[Page layout parsing data]
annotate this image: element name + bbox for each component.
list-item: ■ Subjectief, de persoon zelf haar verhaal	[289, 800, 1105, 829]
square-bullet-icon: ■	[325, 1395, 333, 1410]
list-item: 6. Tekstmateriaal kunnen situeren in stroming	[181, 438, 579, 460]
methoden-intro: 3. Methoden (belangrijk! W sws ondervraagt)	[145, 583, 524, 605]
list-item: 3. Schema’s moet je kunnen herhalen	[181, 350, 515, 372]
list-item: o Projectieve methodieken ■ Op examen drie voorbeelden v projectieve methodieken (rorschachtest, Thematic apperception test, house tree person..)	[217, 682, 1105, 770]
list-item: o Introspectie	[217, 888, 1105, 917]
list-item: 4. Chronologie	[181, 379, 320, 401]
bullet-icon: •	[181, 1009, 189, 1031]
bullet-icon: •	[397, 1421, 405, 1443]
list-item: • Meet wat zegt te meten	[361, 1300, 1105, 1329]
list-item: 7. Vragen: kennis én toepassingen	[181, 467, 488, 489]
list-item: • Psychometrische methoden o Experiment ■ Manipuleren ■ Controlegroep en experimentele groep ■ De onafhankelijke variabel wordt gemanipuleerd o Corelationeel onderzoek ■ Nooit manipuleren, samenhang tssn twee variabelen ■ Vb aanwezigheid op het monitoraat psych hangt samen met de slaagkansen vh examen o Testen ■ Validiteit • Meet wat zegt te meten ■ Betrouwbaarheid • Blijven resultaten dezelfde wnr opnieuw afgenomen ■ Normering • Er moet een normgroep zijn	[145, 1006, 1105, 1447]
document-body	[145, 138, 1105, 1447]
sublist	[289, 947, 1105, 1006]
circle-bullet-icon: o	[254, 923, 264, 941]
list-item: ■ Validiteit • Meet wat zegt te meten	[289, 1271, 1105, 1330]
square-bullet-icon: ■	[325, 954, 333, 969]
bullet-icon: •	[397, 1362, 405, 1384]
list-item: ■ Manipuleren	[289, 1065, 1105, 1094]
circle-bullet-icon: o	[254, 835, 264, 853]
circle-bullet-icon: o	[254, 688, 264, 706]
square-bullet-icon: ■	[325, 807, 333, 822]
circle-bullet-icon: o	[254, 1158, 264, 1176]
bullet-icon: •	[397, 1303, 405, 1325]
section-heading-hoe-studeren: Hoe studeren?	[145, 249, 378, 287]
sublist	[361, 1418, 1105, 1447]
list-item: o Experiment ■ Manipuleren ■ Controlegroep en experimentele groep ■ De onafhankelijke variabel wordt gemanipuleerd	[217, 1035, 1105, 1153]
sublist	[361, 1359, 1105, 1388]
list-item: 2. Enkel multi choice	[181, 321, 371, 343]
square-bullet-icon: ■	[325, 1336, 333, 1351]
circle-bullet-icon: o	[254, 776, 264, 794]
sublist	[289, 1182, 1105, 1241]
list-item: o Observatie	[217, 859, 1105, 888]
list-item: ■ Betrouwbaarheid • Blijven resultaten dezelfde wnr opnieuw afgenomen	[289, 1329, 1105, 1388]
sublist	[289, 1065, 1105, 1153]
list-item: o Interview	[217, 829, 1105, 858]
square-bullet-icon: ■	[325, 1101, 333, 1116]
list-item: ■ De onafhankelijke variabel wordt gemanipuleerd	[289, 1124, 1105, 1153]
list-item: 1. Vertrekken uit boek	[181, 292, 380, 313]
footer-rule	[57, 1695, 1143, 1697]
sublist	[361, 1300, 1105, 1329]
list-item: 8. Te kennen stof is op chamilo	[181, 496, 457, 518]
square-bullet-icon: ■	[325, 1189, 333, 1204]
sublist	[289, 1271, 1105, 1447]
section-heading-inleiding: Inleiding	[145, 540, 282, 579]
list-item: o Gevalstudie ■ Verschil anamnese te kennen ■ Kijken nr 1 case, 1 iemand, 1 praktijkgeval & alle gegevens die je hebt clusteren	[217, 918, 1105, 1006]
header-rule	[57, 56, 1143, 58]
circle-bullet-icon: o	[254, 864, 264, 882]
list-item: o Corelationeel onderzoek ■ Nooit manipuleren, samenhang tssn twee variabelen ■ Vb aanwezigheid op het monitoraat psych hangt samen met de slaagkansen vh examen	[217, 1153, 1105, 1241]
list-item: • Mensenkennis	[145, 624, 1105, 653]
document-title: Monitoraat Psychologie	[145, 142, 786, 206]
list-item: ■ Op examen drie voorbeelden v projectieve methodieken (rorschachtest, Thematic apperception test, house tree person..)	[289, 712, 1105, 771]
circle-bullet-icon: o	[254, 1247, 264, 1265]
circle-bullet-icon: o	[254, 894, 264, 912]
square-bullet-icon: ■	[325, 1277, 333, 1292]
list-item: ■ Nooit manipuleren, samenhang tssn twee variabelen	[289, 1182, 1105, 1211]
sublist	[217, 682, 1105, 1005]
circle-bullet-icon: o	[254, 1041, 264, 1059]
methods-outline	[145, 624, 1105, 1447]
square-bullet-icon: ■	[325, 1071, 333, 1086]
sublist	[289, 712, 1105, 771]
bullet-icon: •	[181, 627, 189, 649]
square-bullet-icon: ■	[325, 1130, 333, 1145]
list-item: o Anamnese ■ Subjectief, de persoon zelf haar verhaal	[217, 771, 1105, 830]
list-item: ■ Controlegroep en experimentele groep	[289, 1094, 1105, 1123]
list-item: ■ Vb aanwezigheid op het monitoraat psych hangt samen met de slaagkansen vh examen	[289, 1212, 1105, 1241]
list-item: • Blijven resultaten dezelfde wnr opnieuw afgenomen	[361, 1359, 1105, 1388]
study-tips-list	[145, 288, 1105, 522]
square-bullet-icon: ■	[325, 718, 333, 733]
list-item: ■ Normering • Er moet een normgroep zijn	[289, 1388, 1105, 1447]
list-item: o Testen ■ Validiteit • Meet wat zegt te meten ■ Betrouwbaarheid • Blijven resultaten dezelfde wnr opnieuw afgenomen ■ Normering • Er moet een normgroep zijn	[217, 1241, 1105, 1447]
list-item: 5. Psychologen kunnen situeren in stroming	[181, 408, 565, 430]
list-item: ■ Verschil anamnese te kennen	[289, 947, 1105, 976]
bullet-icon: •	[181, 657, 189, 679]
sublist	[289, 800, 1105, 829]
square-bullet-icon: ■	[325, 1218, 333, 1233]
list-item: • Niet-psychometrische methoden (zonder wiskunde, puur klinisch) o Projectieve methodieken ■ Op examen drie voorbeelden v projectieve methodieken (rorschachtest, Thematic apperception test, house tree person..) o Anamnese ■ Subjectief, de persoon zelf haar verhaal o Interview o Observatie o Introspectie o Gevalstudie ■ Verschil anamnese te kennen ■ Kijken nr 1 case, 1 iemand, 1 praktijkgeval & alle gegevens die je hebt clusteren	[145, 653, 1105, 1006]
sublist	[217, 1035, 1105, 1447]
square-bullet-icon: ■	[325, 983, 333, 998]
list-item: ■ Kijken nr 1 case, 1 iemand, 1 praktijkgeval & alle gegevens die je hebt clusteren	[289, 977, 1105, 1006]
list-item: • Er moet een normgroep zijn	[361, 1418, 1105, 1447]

§ WHAT TO WORK ON
The records above are to be output in full and without error.

§ RESULT OF THE TASK
annotate this image: element name + bbox for each component.
list-item: ■ Subjectief, de persoon zelf haar verhaal	[289, 800, 1105, 829]
square-bullet-icon: ■	[325, 1395, 333, 1410]
list-item: 6. Tekstmateriaal kunnen situeren in stroming	[181, 438, 579, 460]
methoden-intro: 3. Methoden (belangrijk! W sws ondervraagt)	[145, 583, 524, 605]
list-item: 3. Schema’s moet je kunnen herhalen	[181, 350, 515, 372]
list-item: o Projectieve methodieken ■ Op examen drie voorbeelden v projectieve methodieken (rorschachtest, Thematic apperception test, house tree person..)	[217, 682, 1105, 770]
list-item: o Introspectie	[217, 888, 1105, 917]
list-item: 4. Chronologie	[181, 379, 320, 401]
bullet-icon: •	[181, 1009, 189, 1031]
bullet-icon: •	[397, 1421, 405, 1443]
list-item: • Meet wat zegt te meten	[361, 1300, 1105, 1329]
list-item: 7. Vragen: kennis én toepassingen	[181, 467, 488, 489]
list-item: • Psychometrische methoden o Experiment ■ Manipuleren ■ Controlegroep en experimentele groep ■ De onafhankelijke variabel wordt gemanipuleerd o Corelationeel onderzoek ■ Nooit manipuleren, samenhang tssn twee variabelen ■ Vb aanwezigheid op het monitoraat psych hangt samen met de slaagkansen vh examen o Testen ■ Validiteit • Meet wat zegt te meten ■ Betrouwbaarheid • Blijven resultaten dezelfde wnr opnieuw afgenomen ■ Normering • Er moet een normgroep zijn	[145, 1006, 1105, 1447]
document-body	[145, 138, 1105, 1447]
sublist	[289, 947, 1105, 1006]
circle-bullet-icon: o	[254, 923, 264, 941]
list-item: ■ Validiteit • Meet wat zegt te meten	[289, 1271, 1105, 1330]
square-bullet-icon: ■	[325, 954, 333, 969]
bullet-icon: •	[397, 1362, 405, 1384]
list-item: ■ Manipuleren	[289, 1065, 1105, 1094]
circle-bullet-icon: o	[254, 835, 264, 853]
circle-bullet-icon: o	[254, 688, 264, 706]
square-bullet-icon: ■	[325, 807, 333, 822]
circle-bullet-icon: o	[254, 1158, 264, 1176]
bullet-icon: •	[397, 1303, 405, 1325]
section-heading-hoe-studeren: Hoe studeren?	[145, 249, 378, 287]
sublist	[361, 1418, 1105, 1447]
list-item: o Experiment ■ Manipuleren ■ Controlegroep en experimentele groep ■ De onafhankelijke variabel wordt gemanipuleerd	[217, 1035, 1105, 1153]
sublist	[361, 1359, 1105, 1388]
list-item: 2. Enkel multi choice	[181, 321, 371, 343]
square-bullet-icon: ■	[325, 1336, 333, 1351]
circle-bullet-icon: o	[254, 776, 264, 794]
sublist	[289, 1182, 1105, 1241]
list-item: o Observatie	[217, 859, 1105, 888]
list-item: ■ Betrouwbaarheid • Blijven resultaten dezelfde wnr opnieuw afgenomen	[289, 1329, 1105, 1388]
sublist	[289, 1065, 1105, 1153]
list-item: o Interview	[217, 829, 1105, 858]
square-bullet-icon: ■	[325, 1101, 333, 1116]
list-item: ■ De onafhankelijke variabel wordt gemanipuleerd	[289, 1124, 1105, 1153]
list-item: 1. Vertrekken uit boek	[181, 292, 380, 313]
footer-rule	[57, 1695, 1143, 1697]
sublist	[361, 1300, 1105, 1329]
list-item: 8. Te kennen stof is op chamilo	[181, 496, 457, 518]
square-bullet-icon: ■	[325, 1189, 333, 1204]
sublist	[289, 1271, 1105, 1447]
section-heading-inleiding: Inleiding	[145, 540, 282, 579]
list-item: o Gevalstudie ■ Verschil anamnese te kennen ■ Kijken nr 1 case, 1 iemand, 1 praktijkgeval & alle gegevens die je hebt clusteren	[217, 918, 1105, 1006]
header-rule	[57, 56, 1143, 58]
circle-bullet-icon: o	[254, 864, 264, 882]
list-item: o Corelationeel onderzoek ■ Nooit manipuleren, samenhang tssn twee variabelen ■ Vb aanwezigheid op het monitoraat psych hangt samen met de slaagkansen vh examen	[217, 1153, 1105, 1241]
list-item: • Mensenkennis	[145, 624, 1105, 653]
document-title: Monitoraat Psychologie	[145, 142, 786, 206]
list-item: ■ Op examen drie voorbeelden v projectieve methodieken (rorschachtest, Thematic apperception test, house tree person..)	[289, 712, 1105, 771]
circle-bullet-icon: o	[254, 1247, 264, 1265]
circle-bullet-icon: o	[254, 894, 264, 912]
square-bullet-icon: ■	[325, 1277, 333, 1292]
list-item: ■ Nooit manipuleren, samenhang tssn twee variabelen	[289, 1182, 1105, 1211]
sublist	[217, 682, 1105, 1005]
circle-bullet-icon: o	[254, 1041, 264, 1059]
methods-outline	[145, 624, 1105, 1447]
square-bullet-icon: ■	[325, 1071, 333, 1086]
sublist	[289, 712, 1105, 771]
bullet-icon: •	[181, 627, 189, 649]
square-bullet-icon: ■	[325, 1130, 333, 1145]
list-item: o Anamnese ■ Subjectief, de persoon zelf haar verhaal	[217, 771, 1105, 830]
list-item: ■ Controlegroep en experimentele groep	[289, 1094, 1105, 1123]
list-item: ■ Vb aanwezigheid op het monitoraat psych hangt samen met de slaagkansen vh examen	[289, 1212, 1105, 1241]
list-item: • Blijven resultaten dezelfde wnr opnieuw afgenomen	[361, 1359, 1105, 1388]
study-tips-list	[145, 288, 1105, 522]
square-bullet-icon: ■	[325, 718, 333, 733]
list-item: ■ Normering • Er moet een normgroep zijn	[289, 1388, 1105, 1447]
list-item: o Testen ■ Validiteit • Meet wat zegt te meten ■ Betrouwbaarheid • Blijven resultaten dezelfde wnr opnieuw afgenomen ■ Normering • Er moet een normgroep zijn	[217, 1241, 1105, 1447]
list-item: 5. Psychologen kunnen situeren in stroming	[181, 408, 565, 430]
list-item: ■ Verschil anamnese te kennen	[289, 947, 1105, 976]
bullet-icon: •	[181, 657, 189, 679]
sublist	[289, 800, 1105, 829]
square-bullet-icon: ■	[325, 1218, 333, 1233]
list-item: • Niet-psychometrische methoden (zonder wiskunde, puur klinisch) o Projectieve methodieken ■ Op examen drie voorbeelden v projectieve methodieken (rorschachtest, Thematic apperception test, house tree person..) o Anamnese ■ Subjectief, de persoon zelf haar verhaal o Interview o Observatie o Introspectie o Gevalstudie ■ Verschil anamnese te kennen ■ Kijken nr 1 case, 1 iemand, 1 praktijkgeval & alle gegevens die je hebt clusteren	[145, 653, 1105, 1006]
sublist	[217, 1035, 1105, 1447]
square-bullet-icon: ■	[325, 983, 333, 998]
list-item: ■ Kijken nr 1 case, 1 iemand, 1 praktijkgeval & alle gegevens die je hebt clusteren	[289, 977, 1105, 1006]
list-item: • Er moet een normgroep zijn	[361, 1418, 1105, 1447]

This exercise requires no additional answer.